BEGIN ROWS

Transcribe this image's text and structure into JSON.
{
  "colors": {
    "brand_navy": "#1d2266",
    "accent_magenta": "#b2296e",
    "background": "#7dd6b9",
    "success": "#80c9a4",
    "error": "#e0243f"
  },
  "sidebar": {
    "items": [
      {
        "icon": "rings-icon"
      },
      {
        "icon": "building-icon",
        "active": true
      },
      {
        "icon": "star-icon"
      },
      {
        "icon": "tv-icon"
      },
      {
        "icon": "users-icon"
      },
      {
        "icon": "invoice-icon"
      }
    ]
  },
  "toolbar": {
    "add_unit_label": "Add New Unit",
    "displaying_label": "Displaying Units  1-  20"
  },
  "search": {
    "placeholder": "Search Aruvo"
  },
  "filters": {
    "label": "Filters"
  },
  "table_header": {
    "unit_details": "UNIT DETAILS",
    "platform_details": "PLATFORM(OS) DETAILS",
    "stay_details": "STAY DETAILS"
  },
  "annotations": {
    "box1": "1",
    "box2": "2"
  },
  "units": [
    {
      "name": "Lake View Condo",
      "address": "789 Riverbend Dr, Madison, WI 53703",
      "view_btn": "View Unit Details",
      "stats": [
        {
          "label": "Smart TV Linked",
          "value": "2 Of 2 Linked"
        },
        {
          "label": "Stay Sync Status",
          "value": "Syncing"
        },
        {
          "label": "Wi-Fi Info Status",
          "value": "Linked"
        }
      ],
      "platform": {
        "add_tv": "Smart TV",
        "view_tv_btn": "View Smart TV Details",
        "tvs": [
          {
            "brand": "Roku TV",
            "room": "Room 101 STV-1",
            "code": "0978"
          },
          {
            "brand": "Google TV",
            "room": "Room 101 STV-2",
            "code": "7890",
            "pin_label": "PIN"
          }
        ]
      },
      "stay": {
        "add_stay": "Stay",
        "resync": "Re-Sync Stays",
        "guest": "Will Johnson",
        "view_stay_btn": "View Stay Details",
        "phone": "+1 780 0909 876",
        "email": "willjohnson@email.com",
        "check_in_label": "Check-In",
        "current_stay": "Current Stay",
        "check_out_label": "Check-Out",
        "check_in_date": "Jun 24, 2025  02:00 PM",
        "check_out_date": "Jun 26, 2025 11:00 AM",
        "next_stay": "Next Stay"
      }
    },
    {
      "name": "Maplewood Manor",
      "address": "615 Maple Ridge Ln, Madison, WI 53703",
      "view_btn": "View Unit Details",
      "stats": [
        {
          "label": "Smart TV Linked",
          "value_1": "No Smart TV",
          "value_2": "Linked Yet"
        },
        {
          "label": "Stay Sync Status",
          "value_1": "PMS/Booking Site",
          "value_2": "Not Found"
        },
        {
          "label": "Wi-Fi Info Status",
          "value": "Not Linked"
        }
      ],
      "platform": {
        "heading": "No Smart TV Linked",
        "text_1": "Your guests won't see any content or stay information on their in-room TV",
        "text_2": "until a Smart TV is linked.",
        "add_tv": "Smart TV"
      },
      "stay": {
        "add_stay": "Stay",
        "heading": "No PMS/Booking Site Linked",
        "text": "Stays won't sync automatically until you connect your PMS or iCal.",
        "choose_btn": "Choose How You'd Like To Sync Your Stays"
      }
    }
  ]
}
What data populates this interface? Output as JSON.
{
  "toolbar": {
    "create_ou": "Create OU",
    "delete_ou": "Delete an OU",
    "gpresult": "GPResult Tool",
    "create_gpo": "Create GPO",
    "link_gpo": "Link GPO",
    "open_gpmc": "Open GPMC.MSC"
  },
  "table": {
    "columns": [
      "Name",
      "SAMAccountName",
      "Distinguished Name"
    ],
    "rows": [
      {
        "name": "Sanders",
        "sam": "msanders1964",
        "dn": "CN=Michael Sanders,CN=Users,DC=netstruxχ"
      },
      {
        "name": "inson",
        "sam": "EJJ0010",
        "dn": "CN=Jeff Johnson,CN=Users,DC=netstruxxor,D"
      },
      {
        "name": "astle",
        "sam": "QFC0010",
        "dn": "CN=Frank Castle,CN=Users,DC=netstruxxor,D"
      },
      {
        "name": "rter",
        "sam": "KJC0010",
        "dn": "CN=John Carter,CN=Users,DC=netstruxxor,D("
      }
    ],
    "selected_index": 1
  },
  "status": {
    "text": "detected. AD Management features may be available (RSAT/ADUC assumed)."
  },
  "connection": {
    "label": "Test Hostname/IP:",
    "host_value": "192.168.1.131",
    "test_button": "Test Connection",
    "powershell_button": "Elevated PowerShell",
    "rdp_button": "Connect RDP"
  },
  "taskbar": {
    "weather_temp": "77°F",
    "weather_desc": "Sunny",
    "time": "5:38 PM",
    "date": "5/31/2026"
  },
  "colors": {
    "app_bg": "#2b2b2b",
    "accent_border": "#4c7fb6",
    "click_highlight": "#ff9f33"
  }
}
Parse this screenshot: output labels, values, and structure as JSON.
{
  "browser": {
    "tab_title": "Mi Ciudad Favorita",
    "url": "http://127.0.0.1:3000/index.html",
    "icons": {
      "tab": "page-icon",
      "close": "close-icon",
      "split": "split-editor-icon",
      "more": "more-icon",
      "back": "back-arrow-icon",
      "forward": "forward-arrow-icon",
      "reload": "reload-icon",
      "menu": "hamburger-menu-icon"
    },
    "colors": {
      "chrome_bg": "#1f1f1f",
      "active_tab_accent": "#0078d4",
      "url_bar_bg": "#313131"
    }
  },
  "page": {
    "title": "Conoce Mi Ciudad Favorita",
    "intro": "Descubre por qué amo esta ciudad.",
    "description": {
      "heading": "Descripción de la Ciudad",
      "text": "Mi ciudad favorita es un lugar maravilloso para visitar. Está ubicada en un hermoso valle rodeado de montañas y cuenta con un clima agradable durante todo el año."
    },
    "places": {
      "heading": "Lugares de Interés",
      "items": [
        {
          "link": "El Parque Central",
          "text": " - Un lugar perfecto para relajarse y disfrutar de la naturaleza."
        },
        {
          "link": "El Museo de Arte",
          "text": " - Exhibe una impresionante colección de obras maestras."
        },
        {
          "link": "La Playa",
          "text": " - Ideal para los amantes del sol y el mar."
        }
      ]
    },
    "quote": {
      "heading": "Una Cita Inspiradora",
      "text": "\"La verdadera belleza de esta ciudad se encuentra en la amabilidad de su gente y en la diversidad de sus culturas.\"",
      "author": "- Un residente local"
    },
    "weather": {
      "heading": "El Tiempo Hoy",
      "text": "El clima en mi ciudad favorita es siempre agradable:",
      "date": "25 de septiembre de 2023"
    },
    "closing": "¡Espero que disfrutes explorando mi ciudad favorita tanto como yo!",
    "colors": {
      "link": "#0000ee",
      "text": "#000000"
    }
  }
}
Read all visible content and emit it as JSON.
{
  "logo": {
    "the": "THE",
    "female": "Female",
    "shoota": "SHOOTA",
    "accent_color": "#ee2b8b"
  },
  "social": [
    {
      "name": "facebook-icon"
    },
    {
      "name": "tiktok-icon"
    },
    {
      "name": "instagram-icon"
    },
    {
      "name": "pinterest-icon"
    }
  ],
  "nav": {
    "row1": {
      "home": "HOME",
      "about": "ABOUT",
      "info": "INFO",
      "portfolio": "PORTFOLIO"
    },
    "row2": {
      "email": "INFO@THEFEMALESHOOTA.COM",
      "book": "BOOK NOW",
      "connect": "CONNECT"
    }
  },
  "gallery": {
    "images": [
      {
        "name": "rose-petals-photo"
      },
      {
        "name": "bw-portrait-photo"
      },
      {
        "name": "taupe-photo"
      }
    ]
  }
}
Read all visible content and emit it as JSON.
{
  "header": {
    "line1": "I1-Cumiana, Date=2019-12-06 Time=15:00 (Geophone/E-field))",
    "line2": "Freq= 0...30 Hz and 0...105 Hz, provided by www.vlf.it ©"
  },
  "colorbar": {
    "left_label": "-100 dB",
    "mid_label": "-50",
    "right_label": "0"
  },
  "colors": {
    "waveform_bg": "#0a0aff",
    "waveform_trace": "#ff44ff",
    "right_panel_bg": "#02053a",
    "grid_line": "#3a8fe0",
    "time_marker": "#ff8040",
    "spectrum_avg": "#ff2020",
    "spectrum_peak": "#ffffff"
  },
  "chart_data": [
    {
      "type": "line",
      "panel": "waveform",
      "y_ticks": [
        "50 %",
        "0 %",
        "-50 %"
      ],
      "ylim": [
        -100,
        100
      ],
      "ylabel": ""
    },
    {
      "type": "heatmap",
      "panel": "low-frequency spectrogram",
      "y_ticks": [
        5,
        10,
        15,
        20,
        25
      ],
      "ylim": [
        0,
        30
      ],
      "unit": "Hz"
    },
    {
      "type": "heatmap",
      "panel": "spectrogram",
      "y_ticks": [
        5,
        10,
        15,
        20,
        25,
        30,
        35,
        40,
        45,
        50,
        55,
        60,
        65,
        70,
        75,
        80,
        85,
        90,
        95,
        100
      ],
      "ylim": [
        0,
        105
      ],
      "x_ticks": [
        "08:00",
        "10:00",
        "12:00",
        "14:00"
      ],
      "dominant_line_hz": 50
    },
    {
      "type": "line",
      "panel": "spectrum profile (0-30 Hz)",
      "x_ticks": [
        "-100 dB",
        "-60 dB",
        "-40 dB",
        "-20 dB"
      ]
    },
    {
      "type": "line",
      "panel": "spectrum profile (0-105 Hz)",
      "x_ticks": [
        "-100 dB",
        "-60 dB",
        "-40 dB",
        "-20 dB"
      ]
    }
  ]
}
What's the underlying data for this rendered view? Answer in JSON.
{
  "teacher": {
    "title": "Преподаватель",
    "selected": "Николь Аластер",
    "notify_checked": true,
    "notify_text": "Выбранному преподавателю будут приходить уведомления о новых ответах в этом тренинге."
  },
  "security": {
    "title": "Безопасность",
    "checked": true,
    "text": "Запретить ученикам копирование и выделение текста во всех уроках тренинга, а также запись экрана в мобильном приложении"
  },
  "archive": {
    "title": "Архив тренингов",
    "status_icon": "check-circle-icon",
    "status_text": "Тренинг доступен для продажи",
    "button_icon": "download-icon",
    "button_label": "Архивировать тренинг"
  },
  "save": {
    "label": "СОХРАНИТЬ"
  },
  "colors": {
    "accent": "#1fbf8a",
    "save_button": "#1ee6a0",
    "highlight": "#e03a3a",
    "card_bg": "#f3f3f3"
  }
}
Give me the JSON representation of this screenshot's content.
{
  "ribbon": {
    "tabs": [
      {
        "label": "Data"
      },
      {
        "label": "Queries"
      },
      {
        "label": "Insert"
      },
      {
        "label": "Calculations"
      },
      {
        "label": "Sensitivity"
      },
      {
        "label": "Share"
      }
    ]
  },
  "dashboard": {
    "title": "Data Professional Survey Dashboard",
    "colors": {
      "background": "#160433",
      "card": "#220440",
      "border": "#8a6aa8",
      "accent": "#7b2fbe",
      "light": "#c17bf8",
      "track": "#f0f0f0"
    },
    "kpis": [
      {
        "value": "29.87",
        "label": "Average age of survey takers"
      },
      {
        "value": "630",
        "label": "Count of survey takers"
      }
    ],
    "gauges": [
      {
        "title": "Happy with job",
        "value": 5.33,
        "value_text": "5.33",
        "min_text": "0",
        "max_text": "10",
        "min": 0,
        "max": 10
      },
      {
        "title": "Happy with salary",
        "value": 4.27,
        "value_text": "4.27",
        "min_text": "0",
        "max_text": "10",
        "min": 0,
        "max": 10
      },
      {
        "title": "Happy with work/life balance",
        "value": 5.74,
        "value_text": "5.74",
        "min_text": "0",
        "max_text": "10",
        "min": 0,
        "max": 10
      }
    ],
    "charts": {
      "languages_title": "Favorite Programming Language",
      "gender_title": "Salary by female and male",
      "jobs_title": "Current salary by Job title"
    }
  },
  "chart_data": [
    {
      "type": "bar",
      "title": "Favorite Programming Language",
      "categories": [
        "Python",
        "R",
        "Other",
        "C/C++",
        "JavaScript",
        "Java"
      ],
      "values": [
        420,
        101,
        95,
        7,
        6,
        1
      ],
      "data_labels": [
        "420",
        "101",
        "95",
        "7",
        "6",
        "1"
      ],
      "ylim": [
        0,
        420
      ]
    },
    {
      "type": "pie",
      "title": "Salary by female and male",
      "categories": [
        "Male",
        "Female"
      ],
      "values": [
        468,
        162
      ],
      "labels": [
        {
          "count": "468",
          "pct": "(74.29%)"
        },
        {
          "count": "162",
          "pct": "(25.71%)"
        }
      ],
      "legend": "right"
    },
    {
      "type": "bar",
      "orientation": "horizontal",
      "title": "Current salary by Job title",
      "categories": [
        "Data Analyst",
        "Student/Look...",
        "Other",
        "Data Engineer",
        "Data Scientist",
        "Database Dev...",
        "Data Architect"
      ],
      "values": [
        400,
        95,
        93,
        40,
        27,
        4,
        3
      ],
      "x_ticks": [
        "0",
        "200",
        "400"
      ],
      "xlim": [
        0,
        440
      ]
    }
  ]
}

END ROWS

Look through the listing above. Pick out each line with "profile" and copy it.

      "panel": "spectrum profile (0-30 Hz)",
      "panel": "spectrum profile (0-105 Hz)",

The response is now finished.